WORK REQUIRED - Identify all lines of the data containing the string "source" and copy them.

[BEGIN]

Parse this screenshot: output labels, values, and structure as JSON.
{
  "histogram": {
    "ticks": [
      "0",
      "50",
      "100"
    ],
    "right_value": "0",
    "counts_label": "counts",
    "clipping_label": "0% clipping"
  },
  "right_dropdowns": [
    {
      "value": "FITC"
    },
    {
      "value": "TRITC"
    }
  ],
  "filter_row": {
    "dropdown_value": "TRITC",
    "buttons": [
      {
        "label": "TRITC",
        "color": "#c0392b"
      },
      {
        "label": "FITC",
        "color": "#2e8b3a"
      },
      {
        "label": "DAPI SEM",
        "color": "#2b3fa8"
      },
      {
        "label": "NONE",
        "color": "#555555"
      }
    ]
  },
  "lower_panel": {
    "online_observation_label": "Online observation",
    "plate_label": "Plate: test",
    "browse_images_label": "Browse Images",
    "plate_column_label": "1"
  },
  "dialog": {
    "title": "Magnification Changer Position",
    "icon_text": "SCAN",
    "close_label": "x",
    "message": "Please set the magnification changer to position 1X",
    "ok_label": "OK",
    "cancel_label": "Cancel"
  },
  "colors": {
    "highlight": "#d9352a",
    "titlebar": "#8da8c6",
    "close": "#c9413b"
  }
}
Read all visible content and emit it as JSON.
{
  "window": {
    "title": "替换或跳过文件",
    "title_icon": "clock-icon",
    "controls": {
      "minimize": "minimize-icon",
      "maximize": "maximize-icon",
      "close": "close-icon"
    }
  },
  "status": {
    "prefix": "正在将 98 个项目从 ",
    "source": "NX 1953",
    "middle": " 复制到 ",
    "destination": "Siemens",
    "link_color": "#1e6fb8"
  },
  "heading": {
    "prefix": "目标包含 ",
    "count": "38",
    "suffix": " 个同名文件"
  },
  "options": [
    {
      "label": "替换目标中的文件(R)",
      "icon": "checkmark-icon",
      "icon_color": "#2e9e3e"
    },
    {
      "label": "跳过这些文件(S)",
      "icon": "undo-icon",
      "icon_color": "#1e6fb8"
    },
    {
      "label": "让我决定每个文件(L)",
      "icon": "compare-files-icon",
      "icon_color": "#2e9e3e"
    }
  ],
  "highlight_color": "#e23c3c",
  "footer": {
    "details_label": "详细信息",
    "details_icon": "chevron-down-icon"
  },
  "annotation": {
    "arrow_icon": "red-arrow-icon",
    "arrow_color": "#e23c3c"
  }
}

[END]
[BEGIN]

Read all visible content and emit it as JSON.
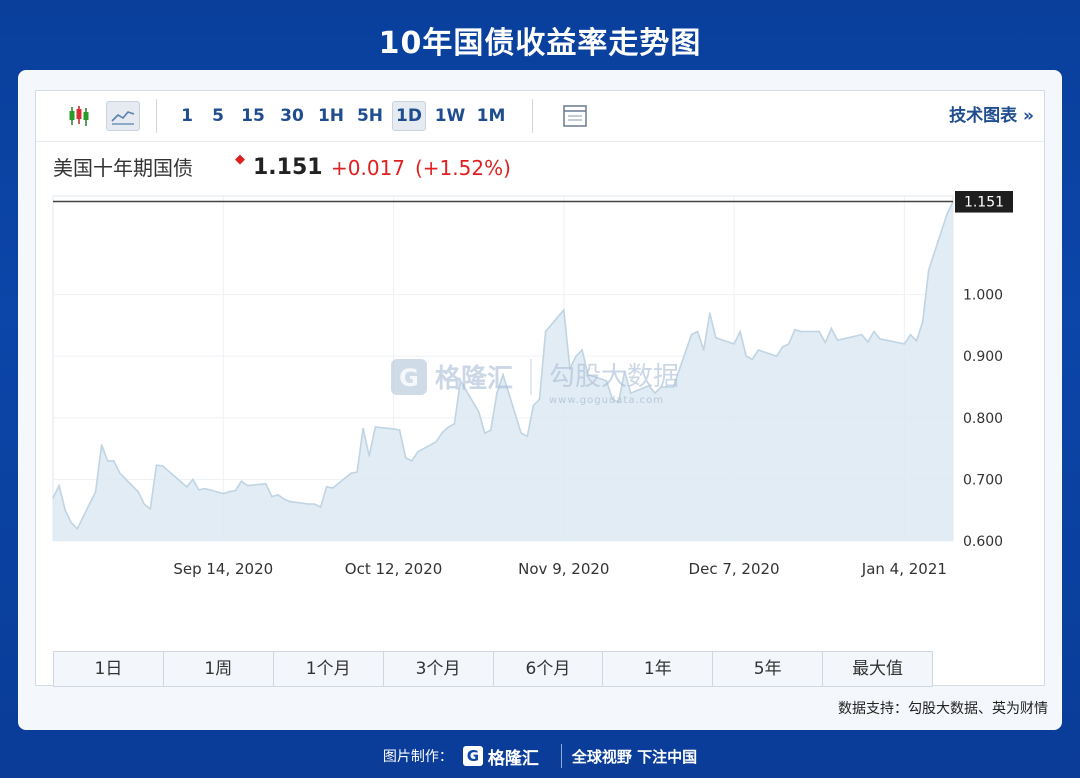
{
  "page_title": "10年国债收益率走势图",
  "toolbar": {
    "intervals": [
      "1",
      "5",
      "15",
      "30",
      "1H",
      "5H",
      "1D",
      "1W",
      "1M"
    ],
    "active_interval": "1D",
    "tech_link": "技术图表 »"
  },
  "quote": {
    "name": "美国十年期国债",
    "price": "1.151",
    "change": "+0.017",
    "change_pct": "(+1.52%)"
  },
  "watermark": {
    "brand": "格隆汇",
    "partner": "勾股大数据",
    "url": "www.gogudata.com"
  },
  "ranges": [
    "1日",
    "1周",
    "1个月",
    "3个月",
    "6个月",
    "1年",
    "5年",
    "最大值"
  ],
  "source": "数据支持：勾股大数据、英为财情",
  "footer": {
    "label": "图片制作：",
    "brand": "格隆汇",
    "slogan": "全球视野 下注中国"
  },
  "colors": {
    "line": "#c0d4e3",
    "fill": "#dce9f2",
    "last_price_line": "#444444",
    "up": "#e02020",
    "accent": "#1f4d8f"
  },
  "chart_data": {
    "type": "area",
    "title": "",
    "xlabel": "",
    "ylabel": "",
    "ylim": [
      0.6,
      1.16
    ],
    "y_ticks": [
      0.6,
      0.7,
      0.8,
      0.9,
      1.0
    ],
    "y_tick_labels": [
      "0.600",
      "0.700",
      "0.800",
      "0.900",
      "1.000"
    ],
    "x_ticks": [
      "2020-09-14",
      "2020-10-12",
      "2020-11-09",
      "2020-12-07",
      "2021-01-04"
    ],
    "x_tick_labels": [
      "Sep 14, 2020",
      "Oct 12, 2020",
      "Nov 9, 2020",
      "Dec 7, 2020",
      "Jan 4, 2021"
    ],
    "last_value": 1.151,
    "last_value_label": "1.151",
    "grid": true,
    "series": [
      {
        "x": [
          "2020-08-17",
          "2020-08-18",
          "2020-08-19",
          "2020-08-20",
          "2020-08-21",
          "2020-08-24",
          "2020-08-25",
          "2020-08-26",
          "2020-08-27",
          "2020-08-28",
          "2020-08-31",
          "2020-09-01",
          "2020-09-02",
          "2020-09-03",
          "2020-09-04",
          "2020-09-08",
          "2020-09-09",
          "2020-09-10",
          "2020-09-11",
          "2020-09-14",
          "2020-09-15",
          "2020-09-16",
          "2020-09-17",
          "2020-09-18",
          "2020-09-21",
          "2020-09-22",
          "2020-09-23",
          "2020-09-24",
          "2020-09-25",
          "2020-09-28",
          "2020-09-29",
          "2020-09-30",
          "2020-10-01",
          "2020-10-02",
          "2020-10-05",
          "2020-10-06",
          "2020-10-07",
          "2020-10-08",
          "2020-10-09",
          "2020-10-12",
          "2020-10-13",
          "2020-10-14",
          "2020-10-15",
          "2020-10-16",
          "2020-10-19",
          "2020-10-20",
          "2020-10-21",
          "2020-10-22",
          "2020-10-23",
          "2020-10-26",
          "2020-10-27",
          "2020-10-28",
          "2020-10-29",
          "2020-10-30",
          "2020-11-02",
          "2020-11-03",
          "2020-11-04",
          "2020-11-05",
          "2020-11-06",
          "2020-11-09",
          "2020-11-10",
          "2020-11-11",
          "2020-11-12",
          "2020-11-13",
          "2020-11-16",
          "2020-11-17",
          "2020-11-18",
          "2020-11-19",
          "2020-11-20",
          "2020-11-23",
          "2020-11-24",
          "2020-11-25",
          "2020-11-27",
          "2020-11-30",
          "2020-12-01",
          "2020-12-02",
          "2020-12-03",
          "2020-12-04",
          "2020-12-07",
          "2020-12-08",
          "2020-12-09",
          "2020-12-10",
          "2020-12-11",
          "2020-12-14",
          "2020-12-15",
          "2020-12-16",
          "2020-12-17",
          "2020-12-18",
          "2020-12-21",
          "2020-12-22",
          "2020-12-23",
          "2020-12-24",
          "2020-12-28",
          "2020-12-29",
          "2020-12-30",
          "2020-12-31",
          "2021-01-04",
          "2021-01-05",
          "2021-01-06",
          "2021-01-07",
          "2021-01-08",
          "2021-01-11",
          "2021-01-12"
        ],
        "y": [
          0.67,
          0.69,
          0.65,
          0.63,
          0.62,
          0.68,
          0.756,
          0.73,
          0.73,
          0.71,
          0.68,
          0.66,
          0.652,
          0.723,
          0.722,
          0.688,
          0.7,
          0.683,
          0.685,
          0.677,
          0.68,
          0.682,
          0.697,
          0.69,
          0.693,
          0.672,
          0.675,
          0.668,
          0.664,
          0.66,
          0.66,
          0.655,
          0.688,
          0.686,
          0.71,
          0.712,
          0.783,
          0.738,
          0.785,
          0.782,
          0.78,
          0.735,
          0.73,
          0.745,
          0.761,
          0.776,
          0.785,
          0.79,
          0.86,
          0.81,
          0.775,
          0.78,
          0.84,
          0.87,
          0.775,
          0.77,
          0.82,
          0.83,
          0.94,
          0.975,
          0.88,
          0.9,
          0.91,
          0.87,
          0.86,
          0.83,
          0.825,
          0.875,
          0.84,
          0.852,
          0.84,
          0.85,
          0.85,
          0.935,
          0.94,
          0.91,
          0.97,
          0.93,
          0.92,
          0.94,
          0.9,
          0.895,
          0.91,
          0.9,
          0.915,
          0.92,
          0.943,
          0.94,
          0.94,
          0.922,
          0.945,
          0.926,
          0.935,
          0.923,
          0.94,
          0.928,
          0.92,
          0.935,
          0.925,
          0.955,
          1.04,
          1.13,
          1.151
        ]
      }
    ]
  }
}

[END]

RESPONSE TO THIS TASK -
    "source": "NX 1953",
  "source": "数据支持：勾股大数据、英为财情",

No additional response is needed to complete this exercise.